▶ Given problem
Locate the word "Алғыс" in the data below, then copy every line that holds it.

▶ Available records
#####

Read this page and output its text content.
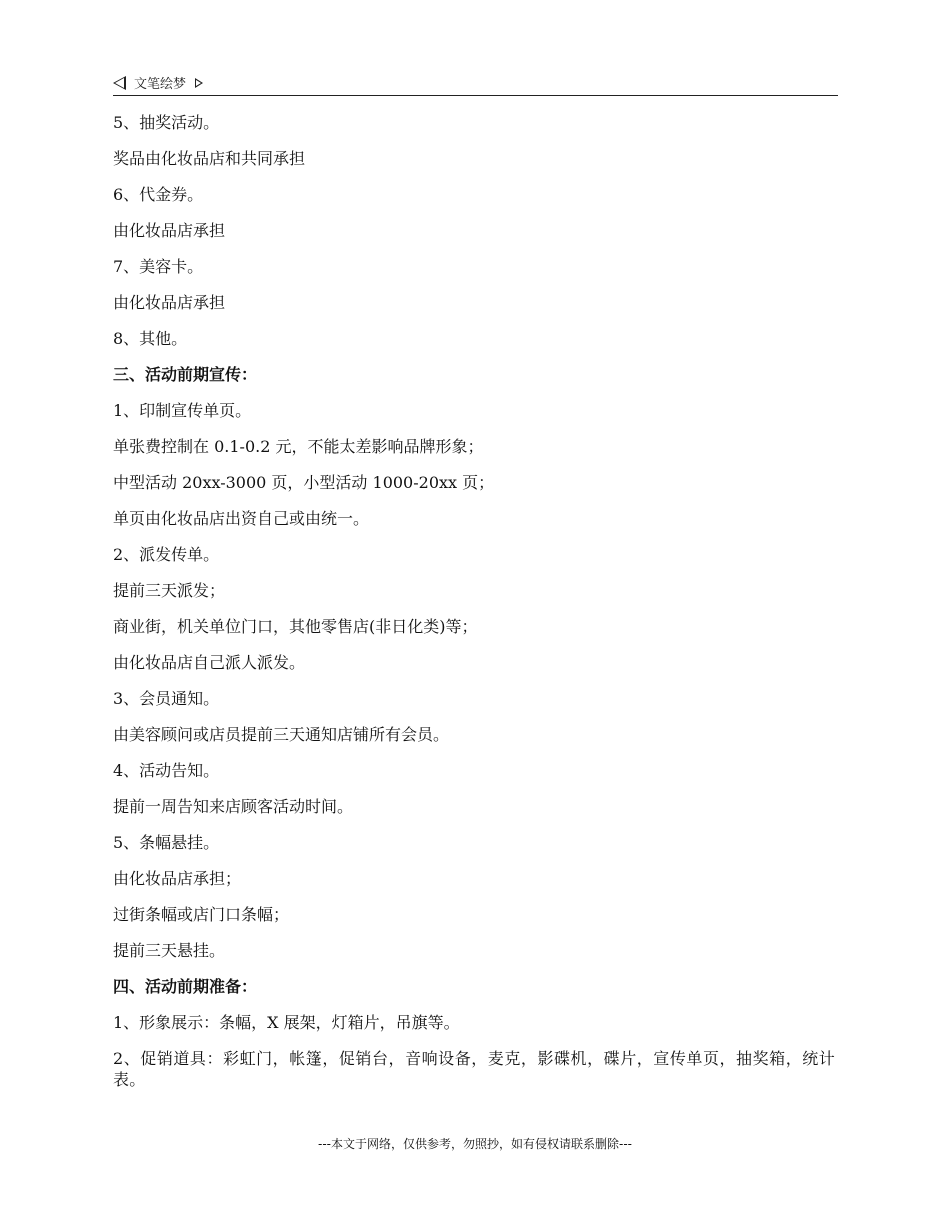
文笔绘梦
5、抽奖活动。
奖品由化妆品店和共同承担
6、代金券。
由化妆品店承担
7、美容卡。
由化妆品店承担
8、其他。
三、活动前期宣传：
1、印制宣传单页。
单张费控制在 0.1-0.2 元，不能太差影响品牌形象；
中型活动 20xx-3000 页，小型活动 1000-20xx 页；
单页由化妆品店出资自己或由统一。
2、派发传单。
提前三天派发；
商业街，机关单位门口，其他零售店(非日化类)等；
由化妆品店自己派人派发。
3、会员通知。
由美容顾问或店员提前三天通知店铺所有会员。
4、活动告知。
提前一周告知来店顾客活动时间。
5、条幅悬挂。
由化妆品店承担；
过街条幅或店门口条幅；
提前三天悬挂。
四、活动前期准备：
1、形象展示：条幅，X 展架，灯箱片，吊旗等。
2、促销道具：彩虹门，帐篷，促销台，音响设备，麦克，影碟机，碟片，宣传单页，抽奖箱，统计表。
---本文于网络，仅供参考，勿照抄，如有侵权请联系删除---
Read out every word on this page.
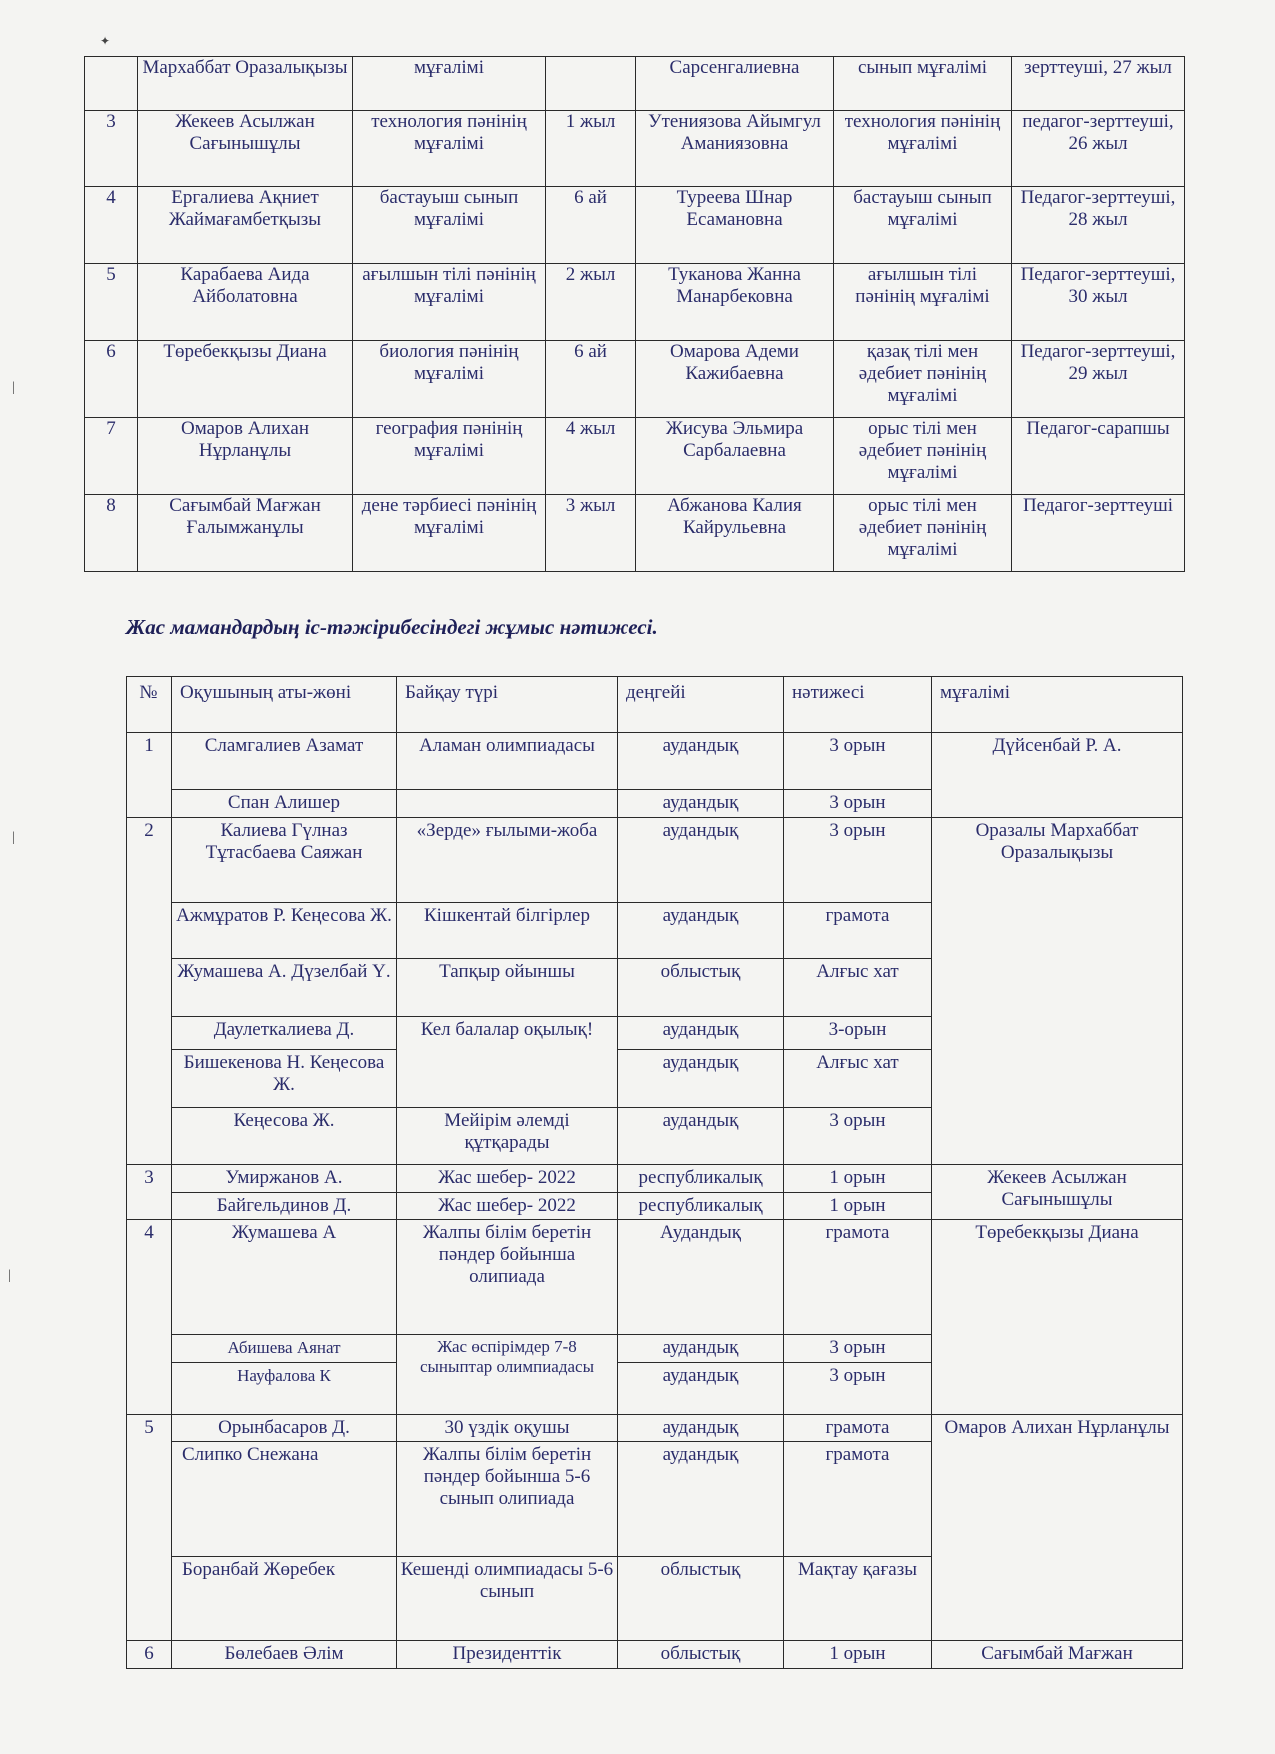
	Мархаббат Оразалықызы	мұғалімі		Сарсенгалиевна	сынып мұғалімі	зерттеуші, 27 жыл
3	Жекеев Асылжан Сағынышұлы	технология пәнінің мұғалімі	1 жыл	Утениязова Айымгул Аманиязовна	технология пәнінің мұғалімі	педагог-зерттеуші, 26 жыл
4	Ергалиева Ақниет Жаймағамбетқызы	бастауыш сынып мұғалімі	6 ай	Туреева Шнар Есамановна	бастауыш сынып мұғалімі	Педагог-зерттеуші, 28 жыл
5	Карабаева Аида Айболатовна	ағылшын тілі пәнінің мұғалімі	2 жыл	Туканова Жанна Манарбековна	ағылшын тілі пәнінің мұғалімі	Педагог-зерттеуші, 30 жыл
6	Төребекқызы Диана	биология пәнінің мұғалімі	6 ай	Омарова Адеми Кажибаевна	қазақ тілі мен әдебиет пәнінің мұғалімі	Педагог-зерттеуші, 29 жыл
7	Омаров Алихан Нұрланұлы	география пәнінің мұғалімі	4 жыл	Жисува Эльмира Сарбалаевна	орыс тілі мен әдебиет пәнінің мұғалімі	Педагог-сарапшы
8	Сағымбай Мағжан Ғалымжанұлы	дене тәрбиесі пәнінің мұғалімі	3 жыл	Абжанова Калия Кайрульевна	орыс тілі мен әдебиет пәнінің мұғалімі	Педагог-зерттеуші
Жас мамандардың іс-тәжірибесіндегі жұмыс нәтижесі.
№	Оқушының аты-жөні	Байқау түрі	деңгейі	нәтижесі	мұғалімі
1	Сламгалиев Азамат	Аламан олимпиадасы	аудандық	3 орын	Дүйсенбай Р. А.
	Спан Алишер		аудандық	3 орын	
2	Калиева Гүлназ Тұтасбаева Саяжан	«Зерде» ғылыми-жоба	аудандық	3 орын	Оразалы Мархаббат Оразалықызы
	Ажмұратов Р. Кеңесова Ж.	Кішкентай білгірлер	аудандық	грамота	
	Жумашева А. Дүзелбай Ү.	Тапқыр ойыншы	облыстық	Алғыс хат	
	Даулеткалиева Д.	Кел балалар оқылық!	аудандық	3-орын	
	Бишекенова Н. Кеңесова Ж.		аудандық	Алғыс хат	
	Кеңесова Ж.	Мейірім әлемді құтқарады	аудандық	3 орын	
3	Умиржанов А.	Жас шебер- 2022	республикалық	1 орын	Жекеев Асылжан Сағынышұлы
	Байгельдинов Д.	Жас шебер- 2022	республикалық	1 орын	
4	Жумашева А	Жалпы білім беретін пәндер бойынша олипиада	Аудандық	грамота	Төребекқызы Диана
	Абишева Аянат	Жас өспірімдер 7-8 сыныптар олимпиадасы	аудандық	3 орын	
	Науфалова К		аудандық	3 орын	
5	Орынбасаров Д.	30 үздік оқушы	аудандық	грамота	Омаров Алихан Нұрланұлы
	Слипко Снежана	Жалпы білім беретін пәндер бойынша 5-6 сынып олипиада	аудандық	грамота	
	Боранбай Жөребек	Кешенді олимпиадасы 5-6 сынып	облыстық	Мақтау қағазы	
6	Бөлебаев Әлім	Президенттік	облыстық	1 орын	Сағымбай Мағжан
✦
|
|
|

#####

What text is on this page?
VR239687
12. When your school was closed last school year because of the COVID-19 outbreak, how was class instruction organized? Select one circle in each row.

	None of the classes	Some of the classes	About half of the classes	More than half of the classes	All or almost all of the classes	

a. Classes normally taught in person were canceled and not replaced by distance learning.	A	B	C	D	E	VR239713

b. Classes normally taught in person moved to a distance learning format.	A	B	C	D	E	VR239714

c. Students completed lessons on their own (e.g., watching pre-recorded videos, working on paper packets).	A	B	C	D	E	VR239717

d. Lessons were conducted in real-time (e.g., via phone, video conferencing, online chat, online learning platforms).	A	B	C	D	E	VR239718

#####

▶ Solution
	Жумашева А. Дүзелбай Ү.	Тапқыр ойыншы	облыстық	Алғыс хат	
	Бишекенова Н. Кеңесова Ж.		аудандық	Алғыс хат	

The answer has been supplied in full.